##### Records provided #####

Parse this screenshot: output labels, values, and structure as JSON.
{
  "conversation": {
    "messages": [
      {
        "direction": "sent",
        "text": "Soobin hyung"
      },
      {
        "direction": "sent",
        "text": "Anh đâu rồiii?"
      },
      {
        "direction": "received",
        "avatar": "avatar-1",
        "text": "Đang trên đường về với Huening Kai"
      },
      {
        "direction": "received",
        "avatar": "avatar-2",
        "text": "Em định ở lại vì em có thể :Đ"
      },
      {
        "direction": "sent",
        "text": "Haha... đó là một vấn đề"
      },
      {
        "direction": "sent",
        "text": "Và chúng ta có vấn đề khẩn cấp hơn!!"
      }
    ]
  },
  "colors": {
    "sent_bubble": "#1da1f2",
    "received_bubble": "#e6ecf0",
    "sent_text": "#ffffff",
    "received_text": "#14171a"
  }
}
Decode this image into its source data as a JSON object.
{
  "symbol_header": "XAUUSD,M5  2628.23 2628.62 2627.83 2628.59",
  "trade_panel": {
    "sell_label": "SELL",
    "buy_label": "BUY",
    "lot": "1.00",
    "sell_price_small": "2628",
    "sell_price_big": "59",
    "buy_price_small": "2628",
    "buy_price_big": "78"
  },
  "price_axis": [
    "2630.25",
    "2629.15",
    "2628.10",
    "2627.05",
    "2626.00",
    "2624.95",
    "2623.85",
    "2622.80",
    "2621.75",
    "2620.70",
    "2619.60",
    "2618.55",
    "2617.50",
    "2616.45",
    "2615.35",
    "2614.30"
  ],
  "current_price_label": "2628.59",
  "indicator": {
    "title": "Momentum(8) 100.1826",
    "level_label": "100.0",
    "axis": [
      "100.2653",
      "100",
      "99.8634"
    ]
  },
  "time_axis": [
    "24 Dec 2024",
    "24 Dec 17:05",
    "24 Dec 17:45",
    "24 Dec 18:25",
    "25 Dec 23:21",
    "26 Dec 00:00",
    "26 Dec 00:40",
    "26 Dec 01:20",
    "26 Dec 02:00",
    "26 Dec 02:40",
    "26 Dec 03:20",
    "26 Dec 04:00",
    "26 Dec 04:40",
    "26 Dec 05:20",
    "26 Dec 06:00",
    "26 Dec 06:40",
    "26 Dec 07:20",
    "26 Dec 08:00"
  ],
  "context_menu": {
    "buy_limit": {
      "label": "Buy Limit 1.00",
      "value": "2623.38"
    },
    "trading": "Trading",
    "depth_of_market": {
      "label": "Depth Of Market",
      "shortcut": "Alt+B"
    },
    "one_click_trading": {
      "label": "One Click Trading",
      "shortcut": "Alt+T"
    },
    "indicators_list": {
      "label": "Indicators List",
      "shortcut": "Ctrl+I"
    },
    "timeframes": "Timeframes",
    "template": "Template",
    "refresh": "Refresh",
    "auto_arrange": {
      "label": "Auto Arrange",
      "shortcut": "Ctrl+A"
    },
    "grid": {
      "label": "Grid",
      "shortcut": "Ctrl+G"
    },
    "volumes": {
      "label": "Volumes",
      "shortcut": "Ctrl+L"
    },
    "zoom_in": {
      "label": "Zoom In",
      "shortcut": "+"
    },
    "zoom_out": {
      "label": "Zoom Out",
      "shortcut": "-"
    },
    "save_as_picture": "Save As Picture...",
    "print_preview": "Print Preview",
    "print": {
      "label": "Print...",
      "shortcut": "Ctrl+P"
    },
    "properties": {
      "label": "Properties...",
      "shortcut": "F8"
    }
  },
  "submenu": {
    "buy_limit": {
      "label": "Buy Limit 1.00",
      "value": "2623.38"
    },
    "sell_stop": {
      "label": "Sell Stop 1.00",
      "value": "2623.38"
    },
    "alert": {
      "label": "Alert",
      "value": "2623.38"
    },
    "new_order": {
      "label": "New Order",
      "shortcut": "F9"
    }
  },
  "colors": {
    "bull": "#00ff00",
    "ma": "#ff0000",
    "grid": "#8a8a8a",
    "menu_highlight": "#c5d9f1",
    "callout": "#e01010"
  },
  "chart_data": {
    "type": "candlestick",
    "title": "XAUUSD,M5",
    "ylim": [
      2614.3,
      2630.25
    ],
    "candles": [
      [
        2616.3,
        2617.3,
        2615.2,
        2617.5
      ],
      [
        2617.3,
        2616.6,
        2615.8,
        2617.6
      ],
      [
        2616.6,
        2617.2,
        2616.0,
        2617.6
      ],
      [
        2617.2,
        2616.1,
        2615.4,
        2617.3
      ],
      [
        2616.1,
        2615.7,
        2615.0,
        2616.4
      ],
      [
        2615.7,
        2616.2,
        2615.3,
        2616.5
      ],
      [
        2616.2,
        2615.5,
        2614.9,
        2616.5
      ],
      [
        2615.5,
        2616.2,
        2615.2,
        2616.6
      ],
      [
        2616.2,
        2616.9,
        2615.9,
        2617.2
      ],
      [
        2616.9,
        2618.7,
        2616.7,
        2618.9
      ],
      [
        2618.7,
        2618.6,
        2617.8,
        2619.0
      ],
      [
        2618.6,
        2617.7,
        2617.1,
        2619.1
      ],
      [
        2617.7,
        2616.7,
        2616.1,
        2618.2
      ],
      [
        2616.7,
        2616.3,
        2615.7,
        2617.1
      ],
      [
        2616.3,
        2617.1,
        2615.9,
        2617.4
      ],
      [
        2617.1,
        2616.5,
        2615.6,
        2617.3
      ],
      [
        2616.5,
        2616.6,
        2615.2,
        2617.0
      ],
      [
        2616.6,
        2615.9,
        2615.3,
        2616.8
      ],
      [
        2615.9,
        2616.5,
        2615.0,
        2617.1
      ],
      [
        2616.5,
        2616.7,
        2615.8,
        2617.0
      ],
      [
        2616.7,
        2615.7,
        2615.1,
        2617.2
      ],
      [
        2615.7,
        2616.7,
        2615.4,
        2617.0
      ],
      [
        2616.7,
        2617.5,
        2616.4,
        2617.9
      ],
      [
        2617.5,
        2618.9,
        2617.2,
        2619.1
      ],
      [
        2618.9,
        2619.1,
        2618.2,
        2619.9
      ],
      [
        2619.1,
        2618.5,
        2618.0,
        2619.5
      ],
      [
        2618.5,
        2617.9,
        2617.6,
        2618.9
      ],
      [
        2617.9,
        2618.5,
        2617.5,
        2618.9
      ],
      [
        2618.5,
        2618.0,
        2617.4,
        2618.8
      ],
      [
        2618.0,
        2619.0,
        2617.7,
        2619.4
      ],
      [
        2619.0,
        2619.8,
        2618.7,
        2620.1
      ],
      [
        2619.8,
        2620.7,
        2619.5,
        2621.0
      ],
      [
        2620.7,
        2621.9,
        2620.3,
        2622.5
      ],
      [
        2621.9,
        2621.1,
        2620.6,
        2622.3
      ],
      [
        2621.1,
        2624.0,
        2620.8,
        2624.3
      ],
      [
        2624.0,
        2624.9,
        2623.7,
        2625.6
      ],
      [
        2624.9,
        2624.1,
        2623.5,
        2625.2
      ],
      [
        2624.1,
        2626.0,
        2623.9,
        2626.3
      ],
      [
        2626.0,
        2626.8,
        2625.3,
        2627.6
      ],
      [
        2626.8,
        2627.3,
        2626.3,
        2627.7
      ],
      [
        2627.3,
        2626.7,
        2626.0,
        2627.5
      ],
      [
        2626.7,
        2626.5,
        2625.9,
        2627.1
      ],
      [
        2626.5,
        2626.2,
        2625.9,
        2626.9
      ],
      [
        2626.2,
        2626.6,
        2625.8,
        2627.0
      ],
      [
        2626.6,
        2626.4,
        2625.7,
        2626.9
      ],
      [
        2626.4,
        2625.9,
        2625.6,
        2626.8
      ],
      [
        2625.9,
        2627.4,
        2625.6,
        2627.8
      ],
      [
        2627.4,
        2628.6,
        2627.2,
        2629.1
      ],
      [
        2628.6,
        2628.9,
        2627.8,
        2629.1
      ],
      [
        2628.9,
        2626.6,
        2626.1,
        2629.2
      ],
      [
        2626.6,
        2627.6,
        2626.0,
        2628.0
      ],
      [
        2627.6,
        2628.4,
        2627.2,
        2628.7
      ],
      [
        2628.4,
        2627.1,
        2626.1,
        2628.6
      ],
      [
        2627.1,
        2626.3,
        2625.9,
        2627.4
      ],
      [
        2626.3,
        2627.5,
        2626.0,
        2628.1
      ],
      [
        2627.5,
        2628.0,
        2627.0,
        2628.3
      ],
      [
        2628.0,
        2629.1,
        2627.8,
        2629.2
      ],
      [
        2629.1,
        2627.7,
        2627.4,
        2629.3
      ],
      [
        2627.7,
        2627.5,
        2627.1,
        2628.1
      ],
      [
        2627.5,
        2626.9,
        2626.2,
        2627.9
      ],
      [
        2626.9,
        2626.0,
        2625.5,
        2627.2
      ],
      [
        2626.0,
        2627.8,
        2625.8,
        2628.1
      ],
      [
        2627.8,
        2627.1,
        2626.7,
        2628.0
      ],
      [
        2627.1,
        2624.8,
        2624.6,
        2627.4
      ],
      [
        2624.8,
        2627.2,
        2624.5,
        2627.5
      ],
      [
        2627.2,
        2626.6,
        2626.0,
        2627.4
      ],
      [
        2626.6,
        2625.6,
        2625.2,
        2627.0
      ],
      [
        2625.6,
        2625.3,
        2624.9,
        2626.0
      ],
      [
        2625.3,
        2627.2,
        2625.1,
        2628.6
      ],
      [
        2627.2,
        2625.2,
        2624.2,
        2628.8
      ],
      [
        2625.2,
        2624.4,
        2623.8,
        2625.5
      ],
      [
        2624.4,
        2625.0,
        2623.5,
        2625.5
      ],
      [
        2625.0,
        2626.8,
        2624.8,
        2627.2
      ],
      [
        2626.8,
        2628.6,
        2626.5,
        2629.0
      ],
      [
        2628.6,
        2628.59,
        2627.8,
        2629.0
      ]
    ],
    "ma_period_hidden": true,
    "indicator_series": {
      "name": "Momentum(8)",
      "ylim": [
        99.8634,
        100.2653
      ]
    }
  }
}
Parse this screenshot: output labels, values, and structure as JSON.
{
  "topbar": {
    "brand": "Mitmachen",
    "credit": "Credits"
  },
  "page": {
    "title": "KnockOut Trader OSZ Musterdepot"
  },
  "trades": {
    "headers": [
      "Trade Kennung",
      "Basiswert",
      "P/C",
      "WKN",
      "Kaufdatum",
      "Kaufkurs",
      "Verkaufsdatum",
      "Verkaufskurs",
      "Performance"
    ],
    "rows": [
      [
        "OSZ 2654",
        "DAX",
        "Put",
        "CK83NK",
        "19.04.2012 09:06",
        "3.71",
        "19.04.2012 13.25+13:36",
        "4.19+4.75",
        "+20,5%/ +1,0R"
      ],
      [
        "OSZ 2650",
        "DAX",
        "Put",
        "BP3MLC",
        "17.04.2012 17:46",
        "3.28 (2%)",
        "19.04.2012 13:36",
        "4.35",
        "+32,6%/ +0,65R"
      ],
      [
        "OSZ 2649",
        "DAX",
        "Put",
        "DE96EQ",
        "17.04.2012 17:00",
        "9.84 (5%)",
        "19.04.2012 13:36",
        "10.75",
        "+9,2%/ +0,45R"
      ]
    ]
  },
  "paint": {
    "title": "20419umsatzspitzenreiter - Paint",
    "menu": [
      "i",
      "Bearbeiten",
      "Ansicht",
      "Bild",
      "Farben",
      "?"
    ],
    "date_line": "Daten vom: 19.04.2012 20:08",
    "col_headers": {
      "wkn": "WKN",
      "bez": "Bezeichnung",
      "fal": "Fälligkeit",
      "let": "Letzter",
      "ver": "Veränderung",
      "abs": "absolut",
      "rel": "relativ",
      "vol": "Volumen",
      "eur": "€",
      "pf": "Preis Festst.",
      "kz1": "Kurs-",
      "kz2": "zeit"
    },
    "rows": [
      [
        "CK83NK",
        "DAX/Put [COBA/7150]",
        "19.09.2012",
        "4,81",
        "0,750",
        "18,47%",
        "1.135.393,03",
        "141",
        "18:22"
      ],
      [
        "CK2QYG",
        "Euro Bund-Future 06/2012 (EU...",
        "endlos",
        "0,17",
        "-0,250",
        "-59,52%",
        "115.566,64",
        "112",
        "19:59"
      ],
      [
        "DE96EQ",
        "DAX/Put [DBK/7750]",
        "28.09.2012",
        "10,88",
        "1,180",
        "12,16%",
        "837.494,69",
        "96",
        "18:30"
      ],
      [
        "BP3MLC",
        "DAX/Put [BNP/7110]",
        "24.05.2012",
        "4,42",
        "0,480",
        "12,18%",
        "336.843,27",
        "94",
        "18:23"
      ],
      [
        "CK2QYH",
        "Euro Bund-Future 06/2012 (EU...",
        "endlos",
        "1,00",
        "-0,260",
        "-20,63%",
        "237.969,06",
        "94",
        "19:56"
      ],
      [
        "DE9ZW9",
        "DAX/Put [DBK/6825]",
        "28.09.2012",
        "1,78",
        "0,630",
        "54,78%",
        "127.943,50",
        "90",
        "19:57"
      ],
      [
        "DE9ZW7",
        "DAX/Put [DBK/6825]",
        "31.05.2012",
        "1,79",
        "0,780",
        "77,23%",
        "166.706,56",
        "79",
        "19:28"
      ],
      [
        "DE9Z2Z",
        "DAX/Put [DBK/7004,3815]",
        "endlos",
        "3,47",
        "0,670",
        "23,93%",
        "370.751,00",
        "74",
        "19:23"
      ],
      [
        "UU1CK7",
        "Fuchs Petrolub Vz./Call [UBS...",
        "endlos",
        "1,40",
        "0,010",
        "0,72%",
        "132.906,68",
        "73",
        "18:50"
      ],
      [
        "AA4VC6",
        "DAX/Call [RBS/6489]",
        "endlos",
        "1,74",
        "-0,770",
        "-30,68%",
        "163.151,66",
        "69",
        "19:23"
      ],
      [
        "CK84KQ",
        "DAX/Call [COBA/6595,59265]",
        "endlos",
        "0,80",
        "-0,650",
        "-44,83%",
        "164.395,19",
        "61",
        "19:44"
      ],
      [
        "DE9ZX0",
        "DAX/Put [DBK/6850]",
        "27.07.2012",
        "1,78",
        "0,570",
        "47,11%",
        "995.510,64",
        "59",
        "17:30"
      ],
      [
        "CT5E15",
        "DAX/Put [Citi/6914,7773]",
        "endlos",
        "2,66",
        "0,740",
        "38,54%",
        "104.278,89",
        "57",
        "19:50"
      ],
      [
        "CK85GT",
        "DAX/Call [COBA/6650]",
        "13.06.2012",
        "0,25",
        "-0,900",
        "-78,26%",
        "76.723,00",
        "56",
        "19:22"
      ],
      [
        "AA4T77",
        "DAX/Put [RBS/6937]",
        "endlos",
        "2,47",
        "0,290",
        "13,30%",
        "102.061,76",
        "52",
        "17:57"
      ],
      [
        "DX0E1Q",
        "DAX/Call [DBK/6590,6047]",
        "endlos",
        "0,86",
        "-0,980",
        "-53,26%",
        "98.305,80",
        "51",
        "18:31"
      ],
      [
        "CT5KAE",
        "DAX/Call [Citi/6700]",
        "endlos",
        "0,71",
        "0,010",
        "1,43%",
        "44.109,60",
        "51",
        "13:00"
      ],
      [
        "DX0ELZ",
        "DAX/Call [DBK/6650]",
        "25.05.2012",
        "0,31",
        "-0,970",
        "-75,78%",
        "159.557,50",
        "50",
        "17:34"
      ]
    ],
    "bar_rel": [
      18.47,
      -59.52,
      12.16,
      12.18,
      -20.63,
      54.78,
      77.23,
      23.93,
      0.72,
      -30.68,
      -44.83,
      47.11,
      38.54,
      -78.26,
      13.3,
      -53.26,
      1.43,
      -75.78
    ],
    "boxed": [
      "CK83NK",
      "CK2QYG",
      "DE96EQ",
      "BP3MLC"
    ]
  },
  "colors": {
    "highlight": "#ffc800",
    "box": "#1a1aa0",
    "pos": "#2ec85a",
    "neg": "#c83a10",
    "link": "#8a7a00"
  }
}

#####

▶ Task brief
Spot every line that holds "Ctrl" and copy it.

▶ Response to the exercise
      "shortcut": "Ctrl+I"
      "shortcut": "Ctrl+A"
      "shortcut": "Ctrl+G"
      "shortcut": "Ctrl+L"
      "shortcut": "Ctrl+P"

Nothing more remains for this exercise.